Dataset records:
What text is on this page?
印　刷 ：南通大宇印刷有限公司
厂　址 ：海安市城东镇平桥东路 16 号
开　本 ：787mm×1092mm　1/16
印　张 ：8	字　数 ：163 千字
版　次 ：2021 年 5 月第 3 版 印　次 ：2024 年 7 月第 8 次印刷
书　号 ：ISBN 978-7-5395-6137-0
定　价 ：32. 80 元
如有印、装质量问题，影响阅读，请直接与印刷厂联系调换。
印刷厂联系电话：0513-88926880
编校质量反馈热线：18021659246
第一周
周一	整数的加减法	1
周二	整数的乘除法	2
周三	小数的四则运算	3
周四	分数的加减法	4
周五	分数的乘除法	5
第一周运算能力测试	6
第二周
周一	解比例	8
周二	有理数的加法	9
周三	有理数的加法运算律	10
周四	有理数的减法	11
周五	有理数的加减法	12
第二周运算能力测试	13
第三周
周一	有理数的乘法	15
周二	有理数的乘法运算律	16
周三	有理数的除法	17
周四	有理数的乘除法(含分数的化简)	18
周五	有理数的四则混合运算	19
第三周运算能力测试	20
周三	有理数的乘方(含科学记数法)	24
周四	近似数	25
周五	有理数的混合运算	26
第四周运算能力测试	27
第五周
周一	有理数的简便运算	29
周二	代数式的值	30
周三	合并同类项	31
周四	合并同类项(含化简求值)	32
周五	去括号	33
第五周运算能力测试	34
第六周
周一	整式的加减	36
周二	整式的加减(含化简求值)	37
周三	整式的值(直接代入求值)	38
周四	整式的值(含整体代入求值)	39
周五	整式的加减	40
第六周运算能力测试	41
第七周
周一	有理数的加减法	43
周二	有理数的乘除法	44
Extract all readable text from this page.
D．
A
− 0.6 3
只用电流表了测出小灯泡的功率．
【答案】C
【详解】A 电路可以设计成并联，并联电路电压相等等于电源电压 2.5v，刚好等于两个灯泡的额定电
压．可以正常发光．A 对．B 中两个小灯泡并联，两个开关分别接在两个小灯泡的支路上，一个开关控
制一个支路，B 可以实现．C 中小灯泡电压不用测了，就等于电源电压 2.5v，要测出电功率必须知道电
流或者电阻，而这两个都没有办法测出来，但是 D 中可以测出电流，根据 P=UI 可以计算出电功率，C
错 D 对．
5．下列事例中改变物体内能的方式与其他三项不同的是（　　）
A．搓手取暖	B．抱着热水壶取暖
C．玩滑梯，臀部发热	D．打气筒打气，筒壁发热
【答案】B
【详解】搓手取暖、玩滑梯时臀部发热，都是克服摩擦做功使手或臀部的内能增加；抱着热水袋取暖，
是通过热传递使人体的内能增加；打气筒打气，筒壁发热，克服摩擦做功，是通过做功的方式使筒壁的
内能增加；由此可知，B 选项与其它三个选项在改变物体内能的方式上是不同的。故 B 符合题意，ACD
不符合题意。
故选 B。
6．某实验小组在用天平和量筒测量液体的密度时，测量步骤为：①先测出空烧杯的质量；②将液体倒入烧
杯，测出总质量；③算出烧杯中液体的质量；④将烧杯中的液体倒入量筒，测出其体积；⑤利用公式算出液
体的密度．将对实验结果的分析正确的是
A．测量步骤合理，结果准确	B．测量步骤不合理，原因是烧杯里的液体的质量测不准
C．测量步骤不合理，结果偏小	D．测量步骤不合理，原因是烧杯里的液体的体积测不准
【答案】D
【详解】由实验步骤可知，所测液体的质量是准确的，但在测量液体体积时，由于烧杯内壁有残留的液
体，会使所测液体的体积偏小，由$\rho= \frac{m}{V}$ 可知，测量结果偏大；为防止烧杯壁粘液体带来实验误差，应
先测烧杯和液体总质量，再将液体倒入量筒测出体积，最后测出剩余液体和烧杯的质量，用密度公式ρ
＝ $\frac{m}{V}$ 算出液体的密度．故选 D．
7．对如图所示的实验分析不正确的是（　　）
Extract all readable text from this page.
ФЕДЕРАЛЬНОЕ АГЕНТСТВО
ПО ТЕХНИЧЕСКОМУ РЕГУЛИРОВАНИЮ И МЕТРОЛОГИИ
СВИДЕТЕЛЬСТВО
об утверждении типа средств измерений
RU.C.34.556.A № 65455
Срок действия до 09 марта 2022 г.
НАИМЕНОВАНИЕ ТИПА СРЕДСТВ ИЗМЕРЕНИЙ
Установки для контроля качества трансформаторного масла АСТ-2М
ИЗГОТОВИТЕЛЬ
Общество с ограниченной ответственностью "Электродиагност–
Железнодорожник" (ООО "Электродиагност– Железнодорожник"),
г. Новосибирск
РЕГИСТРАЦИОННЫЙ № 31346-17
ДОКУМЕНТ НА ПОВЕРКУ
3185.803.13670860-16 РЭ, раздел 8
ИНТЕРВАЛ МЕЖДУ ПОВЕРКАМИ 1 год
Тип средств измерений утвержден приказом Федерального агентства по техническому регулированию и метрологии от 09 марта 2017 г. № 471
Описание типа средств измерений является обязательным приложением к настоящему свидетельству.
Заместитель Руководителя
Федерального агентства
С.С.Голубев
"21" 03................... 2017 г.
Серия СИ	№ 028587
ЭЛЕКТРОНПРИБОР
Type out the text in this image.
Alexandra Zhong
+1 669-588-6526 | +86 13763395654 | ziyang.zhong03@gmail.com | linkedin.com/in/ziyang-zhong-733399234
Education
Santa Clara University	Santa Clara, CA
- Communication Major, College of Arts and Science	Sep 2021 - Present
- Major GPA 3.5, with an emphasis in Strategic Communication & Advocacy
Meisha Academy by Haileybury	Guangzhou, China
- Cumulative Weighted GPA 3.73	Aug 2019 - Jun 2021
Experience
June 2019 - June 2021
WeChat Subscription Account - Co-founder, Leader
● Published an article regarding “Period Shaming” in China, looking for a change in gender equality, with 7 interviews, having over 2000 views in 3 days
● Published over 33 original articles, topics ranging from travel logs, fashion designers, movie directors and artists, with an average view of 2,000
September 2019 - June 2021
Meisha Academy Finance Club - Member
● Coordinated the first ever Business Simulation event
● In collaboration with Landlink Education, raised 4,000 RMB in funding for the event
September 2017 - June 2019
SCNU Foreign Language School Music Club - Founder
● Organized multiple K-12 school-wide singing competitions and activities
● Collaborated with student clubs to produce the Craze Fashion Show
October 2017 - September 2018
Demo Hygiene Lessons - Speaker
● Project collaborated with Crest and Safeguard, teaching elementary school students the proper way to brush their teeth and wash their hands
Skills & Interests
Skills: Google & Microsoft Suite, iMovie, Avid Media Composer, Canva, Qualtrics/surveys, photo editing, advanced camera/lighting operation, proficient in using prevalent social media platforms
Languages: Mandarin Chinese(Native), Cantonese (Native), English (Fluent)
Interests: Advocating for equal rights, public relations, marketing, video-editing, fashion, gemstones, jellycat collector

* SET PROBLEM: Print out the whole listing exactly as it appears.

* TASK OUTPUT:
What text is on this page?
印　刷 ：南通大宇印刷有限公司
厂　址 ：海安市城东镇平桥东路 16 号
开　本 ：787mm×1092mm　1/16
印　张 ：8	字　数 ：163 千字
版　次 ：2021 年 5 月第 3 版 印　次 ：2024 年 7 月第 8 次印刷
书　号 ：ISBN 978-7-5395-6137-0
定　价 ：32. 80 元
如有印、装质量问题，影响阅读，请直接与印刷厂联系调换。
印刷厂联系电话：0513-88926880
编校质量反馈热线：18021659246
第一周
周一	整数的加减法	1
周二	整数的乘除法	2
周三	小数的四则运算	3
周四	分数的加减法	4
周五	分数的乘除法	5
第一周运算能力测试	6
第二周
周一	解比例	8
周二	有理数的加法	9
周三	有理数的加法运算律	10
周四	有理数的减法	11
周五	有理数的加减法	12
第二周运算能力测试	13
第三周
周一	有理数的乘法	15
周二	有理数的乘法运算律	16
周三	有理数的除法	17
周四	有理数的乘除法(含分数的化简)	18
周五	有理数的四则混合运算	19
第三周运算能力测试	20
周三	有理数的乘方(含科学记数法)	24
周四	近似数	25
周五	有理数的混合运算	26
第四周运算能力测试	27
第五周
周一	有理数的简便运算	29
周二	代数式的值	30
周三	合并同类项	31
周四	合并同类项(含化简求值)	32
周五	去括号	33
第五周运算能力测试	34
第六周
周一	整式的加减	36
周二	整式的加减(含化简求值)	37
周三	整式的值(直接代入求值)	38
周四	整式的值(含整体代入求值)	39
周五	整式的加减	40
第六周运算能力测试	41
第七周
周一	有理数的加减法	43
周二	有理数的乘除法	44
Extract all readable text from this page.
D．
A
− 0.6 3
只用电流表了测出小灯泡的功率．
【答案】C
【详解】A 电路可以设计成并联，并联电路电压相等等于电源电压 2.5v，刚好等于两个灯泡的额定电
压．可以正常发光．A 对．B 中两个小灯泡并联，两个开关分别接在两个小灯泡的支路上，一个开关控
制一个支路，B 可以实现．C 中小灯泡电压不用测了，就等于电源电压 2.5v，要测出电功率必须知道电
流或者电阻，而这两个都没有办法测出来，但是 D 中可以测出电流，根据 P=UI 可以计算出电功率，C
错 D 对．
5．下列事例中改变物体内能的方式与其他三项不同的是（　　）
A．搓手取暖	B．抱着热水壶取暖
C．玩滑梯，臀部发热	D．打气筒打气，筒壁发热
【答案】B
【详解】搓手取暖、玩滑梯时臀部发热，都是克服摩擦做功使手或臀部的内能增加；抱着热水袋取暖，
是通过热传递使人体的内能增加；打气筒打气，筒壁发热，克服摩擦做功，是通过做功的方式使筒壁的
内能增加；由此可知，B 选项与其它三个选项在改变物体内能的方式上是不同的。故 B 符合题意，ACD
不符合题意。
故选 B。
6．某实验小组在用天平和量筒测量液体的密度时，测量步骤为：①先测出空烧杯的质量；②将液体倒入烧
杯，测出总质量；③算出烧杯中液体的质量；④将烧杯中的液体倒入量筒，测出其体积；⑤利用公式算出液
体的密度．将对实验结果的分析正确的是
A．测量步骤合理，结果准确	B．测量步骤不合理，原因是烧杯里的液体的质量测不准
C．测量步骤不合理，结果偏小	D．测量步骤不合理，原因是烧杯里的液体的体积测不准
【答案】D
【详解】由实验步骤可知，所测液体的质量是准确的，但在测量液体体积时，由于烧杯内壁有残留的液
体，会使所测液体的体积偏小，由$\rho= \frac{m}{V}$ 可知，测量结果偏大；为防止烧杯壁粘液体带来实验误差，应
先测烧杯和液体总质量，再将液体倒入量筒测出体积，最后测出剩余液体和烧杯的质量，用密度公式ρ
＝ $\frac{m}{V}$ 算出液体的密度．故选 D．
7．对如图所示的实验分析不正确的是（　　）
Extract all readable text from this page.
ФЕДЕРАЛЬНОЕ АГЕНТСТВО
ПО ТЕХНИЧЕСКОМУ РЕГУЛИРОВАНИЮ И МЕТРОЛОГИИ
СВИДЕТЕЛЬСТВО
об утверждении типа средств измерений
RU.C.34.556.A № 65455
Срок действия до 09 марта 2022 г.
НАИМЕНОВАНИЕ ТИПА СРЕДСТВ ИЗМЕРЕНИЙ
Установки для контроля качества трансформаторного масла АСТ-2М
ИЗГОТОВИТЕЛЬ
Общество с ограниченной ответственностью "Электродиагност–
Железнодорожник" (ООО "Электродиагност– Железнодорожник"),
г. Новосибирск
РЕГИСТРАЦИОННЫЙ № 31346-17
ДОКУМЕНТ НА ПОВЕРКУ
3185.803.13670860-16 РЭ, раздел 8
ИНТЕРВАЛ МЕЖДУ ПОВЕРКАМИ 1 год
Тип средств измерений утвержден приказом Федерального агентства по техническому регулированию и метрологии от 09 марта 2017 г. № 471
Описание типа средств измерений является обязательным приложением к настоящему свидетельству.
Заместитель Руководителя
Федерального агентства
С.С.Голубев
"21" 03................... 2017 г.
Серия СИ	№ 028587
ЭЛЕКТРОНПРИБОР
Type out the text in this image.
Alexandra Zhong
+1 669-588-6526 | +86 13763395654 | ziyang.zhong03@gmail.com | linkedin.com/in/ziyang-zhong-733399234
Education
Santa Clara University	Santa Clara, CA
- Communication Major, College of Arts and Science	Sep 2021 - Present
- Major GPA 3.5, with an emphasis in Strategic Communication & Advocacy
Meisha Academy by Haileybury	Guangzhou, China
- Cumulative Weighted GPA 3.73	Aug 2019 - Jun 2021
Experience
June 2019 - June 2021
WeChat Subscription Account - Co-founder, Leader
● Published an article regarding “Period Shaming” in China, looking for a change in gender equality, with 7 interviews, having over 2000 views in 3 days
● Published over 33 original articles, topics ranging from travel logs, fashion designers, movie directors and artists, with an average view of 2,000
September 2019 - June 2021
Meisha Academy Finance Club - Member
● Coordinated the first ever Business Simulation event
● In collaboration with Landlink Education, raised 4,000 RMB in funding for the event
September 2017 - June 2019
SCNU Foreign Language School Music Club - Founder
● Organized multiple K-12 school-wide singing competitions and activities
● Collaborated with student clubs to produce the Craze Fashion Show
October 2017 - September 2018
Demo Hygiene Lessons - Speaker
● Project collaborated with Crest and Safeguard, teaching elementary school students the proper way to brush their teeth and wash their hands
Skills & Interests
Skills: Google & Microsoft Suite, iMovie, Avid Media Composer, Canva, Qualtrics/surveys, photo editing, advanced camera/lighting operation, proficient in using prevalent social media platforms
Languages: Mandarin Chinese(Native), Cantonese (Native), English (Fluent)
Interests: Advocating for equal rights, public relations, marketing, video-editing, fashion, gemstones, jellycat collector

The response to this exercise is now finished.